### What to produce
Go through the material and tally the lines containing the string "auto". Give the total alone.

Begin Rows

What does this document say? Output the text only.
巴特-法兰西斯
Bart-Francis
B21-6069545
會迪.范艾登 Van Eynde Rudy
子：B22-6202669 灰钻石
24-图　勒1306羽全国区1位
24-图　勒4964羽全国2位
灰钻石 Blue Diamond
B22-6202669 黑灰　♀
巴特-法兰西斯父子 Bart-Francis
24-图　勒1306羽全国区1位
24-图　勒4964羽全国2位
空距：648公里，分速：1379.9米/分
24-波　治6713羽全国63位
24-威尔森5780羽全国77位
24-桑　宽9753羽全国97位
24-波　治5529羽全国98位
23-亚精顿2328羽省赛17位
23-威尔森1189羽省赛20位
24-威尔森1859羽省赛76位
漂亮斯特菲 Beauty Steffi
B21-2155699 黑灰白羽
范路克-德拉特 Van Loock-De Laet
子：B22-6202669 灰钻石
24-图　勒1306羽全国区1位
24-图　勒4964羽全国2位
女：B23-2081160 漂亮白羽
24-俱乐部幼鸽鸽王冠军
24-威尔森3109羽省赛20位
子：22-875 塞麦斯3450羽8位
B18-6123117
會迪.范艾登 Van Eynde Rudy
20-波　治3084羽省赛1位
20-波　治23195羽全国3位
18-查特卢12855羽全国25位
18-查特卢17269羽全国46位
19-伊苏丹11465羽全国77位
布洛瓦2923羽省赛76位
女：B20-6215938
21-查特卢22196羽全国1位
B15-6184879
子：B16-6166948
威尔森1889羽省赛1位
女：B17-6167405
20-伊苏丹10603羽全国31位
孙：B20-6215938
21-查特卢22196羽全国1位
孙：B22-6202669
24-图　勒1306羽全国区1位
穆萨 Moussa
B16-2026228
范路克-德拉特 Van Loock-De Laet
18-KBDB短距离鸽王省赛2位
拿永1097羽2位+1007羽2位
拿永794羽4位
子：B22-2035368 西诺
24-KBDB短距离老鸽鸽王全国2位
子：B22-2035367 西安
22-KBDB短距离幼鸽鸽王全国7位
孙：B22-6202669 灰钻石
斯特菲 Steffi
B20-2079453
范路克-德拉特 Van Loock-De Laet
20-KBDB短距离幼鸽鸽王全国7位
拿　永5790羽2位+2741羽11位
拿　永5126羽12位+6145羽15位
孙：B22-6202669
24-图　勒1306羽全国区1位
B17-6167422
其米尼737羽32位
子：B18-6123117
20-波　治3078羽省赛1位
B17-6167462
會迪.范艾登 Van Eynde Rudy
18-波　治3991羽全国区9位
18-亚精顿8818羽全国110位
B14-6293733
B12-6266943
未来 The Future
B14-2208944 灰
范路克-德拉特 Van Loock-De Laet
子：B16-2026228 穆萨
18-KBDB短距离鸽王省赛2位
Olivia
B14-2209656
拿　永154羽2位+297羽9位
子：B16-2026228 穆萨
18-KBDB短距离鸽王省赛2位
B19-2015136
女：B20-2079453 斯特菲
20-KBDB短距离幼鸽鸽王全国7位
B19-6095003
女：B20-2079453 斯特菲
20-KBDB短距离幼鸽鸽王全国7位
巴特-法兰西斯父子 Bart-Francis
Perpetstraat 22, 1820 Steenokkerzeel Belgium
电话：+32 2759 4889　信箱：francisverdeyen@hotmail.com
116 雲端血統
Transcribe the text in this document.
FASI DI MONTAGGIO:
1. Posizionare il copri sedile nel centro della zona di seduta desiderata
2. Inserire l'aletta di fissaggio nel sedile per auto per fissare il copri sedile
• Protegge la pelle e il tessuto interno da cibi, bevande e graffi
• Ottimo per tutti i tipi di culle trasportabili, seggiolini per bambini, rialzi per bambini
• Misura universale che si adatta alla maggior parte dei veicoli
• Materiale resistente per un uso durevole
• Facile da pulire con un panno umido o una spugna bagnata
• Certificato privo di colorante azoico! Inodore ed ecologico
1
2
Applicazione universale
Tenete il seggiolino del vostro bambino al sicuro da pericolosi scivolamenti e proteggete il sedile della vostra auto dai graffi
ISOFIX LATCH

End Rows

### Final result
2